[Data excerpts]
################
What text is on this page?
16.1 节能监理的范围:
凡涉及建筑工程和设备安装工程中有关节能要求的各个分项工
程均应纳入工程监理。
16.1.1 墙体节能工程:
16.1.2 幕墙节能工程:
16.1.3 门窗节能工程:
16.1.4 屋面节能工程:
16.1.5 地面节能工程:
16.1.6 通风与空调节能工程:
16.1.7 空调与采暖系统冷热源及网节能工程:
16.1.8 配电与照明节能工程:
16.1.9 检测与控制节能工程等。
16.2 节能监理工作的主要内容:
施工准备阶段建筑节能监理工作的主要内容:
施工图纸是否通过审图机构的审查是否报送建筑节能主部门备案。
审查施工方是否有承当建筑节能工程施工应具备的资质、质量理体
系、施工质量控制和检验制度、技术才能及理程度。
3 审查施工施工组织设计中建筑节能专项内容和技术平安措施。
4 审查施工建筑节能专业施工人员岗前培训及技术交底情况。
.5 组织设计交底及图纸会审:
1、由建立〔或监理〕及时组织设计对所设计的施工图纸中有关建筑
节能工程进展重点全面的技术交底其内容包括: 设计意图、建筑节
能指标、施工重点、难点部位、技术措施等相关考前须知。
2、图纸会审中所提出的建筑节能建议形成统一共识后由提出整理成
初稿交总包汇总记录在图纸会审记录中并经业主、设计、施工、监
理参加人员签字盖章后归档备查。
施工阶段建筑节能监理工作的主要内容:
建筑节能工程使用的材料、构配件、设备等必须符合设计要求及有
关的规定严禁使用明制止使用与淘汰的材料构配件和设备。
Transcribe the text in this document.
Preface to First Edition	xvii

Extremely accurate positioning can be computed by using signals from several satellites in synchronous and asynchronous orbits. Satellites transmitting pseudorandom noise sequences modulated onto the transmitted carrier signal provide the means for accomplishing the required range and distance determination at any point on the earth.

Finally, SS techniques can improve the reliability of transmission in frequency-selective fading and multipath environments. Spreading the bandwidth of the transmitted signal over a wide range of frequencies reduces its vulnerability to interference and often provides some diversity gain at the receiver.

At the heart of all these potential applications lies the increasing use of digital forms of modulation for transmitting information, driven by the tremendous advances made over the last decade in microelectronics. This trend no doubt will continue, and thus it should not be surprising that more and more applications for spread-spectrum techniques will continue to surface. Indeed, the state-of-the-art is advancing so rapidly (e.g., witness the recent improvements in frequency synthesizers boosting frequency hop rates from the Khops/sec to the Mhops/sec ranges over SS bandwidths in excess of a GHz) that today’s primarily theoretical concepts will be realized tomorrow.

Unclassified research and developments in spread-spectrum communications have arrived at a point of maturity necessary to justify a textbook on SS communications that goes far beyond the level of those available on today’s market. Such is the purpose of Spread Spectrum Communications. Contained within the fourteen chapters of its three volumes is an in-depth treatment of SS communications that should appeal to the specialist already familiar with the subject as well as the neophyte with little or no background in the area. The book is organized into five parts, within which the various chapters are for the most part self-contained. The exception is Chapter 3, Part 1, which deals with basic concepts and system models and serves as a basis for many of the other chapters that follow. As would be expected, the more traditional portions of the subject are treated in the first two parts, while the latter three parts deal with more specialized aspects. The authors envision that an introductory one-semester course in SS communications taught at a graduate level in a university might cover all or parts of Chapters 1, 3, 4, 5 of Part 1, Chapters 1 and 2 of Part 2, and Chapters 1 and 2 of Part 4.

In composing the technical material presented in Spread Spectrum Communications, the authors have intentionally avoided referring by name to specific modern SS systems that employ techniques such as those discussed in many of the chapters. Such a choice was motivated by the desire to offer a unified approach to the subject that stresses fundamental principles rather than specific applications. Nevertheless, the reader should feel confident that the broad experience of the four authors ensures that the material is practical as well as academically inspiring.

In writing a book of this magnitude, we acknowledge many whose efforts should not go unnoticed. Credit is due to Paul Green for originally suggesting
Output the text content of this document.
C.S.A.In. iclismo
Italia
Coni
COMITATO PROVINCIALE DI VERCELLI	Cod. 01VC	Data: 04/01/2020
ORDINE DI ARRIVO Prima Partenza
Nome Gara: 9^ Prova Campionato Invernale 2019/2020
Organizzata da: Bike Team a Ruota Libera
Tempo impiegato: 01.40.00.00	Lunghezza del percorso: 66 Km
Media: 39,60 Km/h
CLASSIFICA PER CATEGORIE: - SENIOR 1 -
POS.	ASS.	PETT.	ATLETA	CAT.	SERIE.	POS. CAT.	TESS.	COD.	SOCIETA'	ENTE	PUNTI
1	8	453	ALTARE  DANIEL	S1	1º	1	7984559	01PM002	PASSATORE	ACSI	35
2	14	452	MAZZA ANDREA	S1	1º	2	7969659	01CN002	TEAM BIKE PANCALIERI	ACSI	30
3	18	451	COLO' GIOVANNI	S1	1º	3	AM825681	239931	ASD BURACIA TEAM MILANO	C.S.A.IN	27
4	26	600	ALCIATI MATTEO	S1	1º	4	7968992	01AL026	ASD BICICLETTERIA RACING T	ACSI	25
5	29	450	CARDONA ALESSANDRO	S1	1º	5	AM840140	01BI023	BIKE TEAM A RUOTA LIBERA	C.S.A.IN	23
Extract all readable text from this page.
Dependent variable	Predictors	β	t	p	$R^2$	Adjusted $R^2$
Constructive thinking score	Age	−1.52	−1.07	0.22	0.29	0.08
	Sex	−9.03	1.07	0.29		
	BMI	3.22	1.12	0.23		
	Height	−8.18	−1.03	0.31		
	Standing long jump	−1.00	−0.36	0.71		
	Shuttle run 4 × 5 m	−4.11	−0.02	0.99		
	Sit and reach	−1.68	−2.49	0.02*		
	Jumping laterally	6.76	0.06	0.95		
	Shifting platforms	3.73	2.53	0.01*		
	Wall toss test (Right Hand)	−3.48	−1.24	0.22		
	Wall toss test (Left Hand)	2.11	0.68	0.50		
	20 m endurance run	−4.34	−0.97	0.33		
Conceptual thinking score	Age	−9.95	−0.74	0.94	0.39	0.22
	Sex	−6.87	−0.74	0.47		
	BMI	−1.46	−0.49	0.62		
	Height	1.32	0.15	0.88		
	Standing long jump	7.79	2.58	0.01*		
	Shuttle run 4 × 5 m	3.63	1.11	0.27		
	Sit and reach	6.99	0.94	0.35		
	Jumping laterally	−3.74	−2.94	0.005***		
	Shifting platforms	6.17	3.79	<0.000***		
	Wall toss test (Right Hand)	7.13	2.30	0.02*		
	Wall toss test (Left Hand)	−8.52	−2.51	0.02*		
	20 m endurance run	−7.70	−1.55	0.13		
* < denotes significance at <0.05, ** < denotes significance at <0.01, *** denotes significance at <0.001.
################
■ **THE REQUEST**
From the records above, pull out each line that has "Wall".

■ **SOLUTION BELOW**
	Wall toss test (Right Hand)	−3.48	−1.24	0.22		
	Wall toss test (Left Hand)	2.11	0.68	0.50		
	Wall toss test (Right Hand)	7.13	2.30	0.02*		
	Wall toss test (Left Hand)	−8.52	−2.51	0.02*		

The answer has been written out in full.